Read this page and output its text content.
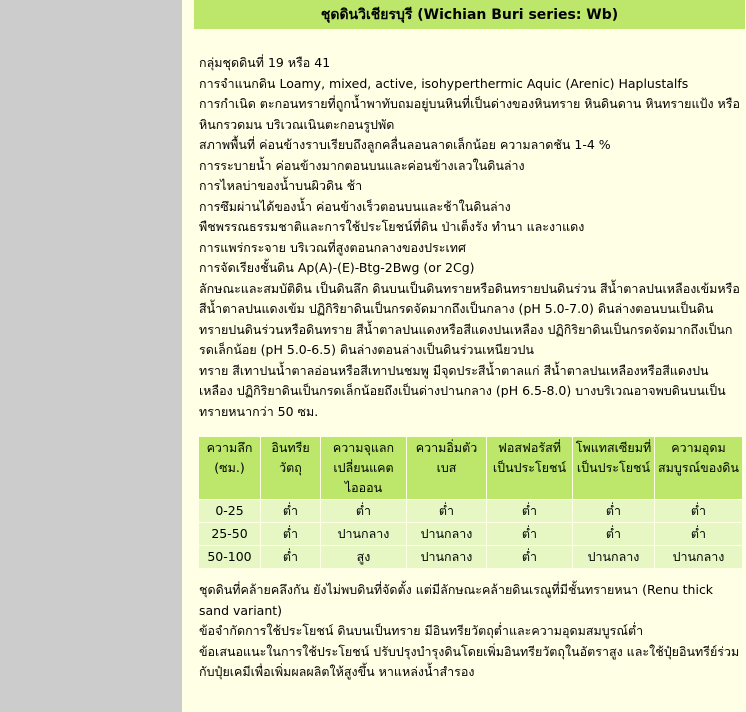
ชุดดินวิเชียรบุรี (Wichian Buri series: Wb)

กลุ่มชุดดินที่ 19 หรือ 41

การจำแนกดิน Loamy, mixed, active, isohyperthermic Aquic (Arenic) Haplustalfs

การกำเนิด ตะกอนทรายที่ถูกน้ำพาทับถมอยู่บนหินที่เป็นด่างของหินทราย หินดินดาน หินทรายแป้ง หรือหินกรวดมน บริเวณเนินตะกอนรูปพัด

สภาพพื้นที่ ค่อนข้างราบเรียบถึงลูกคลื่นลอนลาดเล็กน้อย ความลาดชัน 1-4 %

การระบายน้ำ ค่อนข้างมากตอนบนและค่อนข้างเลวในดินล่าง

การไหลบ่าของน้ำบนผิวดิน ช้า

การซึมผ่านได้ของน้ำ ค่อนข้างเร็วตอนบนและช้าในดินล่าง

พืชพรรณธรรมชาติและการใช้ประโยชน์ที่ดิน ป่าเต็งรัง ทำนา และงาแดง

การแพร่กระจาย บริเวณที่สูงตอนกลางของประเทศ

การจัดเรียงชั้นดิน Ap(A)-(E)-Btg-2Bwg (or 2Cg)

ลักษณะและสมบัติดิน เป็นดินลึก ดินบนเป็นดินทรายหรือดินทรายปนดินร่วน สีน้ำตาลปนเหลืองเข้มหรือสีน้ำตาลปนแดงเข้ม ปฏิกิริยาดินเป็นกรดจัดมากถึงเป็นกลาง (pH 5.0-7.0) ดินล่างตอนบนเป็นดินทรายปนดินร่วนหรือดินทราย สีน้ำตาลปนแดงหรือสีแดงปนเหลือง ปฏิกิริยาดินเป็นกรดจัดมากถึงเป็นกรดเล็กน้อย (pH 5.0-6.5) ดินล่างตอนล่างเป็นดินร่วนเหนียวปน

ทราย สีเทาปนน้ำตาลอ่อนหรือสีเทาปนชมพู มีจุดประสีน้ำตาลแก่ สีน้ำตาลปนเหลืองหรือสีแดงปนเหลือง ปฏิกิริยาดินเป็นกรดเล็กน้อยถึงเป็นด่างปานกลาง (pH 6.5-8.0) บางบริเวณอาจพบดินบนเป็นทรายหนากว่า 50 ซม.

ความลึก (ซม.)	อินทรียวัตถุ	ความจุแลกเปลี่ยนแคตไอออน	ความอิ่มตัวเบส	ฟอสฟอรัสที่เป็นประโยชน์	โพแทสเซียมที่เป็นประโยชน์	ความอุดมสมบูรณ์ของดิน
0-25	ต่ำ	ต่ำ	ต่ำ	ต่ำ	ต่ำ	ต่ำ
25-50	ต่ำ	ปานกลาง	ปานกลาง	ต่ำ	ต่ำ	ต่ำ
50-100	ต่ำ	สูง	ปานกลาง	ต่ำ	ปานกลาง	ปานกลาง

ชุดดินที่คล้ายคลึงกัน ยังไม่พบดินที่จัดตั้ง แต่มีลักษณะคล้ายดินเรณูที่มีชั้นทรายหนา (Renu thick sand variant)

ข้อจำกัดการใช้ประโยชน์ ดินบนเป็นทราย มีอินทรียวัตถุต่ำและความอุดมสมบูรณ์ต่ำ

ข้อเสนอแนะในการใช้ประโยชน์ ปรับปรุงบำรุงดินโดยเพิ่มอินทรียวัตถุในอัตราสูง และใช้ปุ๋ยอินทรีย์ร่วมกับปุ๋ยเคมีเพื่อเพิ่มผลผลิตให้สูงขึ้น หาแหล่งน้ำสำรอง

_THE EXERCISE_. For this exercise, gather every line of the data that contains the word "ำตาลปนเหล".

_IN RESPONSE_.
ลักษณะและสมบัติดิน เป็นดินลึก ดินบนเป็นดินทรายหรือดินทรายปนดินร่วน สีน้ำตาลปนเหลืองเข้มหรือสีน้ำตาลปนแดงเข้ม ปฏิกิริยาดินเป็นกรดจัดมากถึงเป็นกลาง (pH 5.0-7.0) ดินล่างตอนบนเป็นดินทรายปนดินร่วนหรือดินทราย สีน้ำตาลปนแดงหรือสีแดงปนเหลือง ปฏิกิริยาดินเป็นกรดจัดมากถึงเป็นกรดเล็กน้อย (pH 5.0-6.5) ดินล่างตอนล่างเป็นดินร่วนเหนียวปน
ทราย สีเทาปนน้ำตาลอ่อนหรือสีเทาปนชมพู มีจุดประสีน้ำตาลแก่ สีน้ำตาลปนเหลืองหรือสีแดงปนเหลือง ปฏิกิริยาดินเป็นกรดเล็กน้อยถึงเป็นด่างปานกลาง (pH 6.5-8.0) บางบริเวณอาจพบดินบนเป็นทรายหนากว่า 50 ซม.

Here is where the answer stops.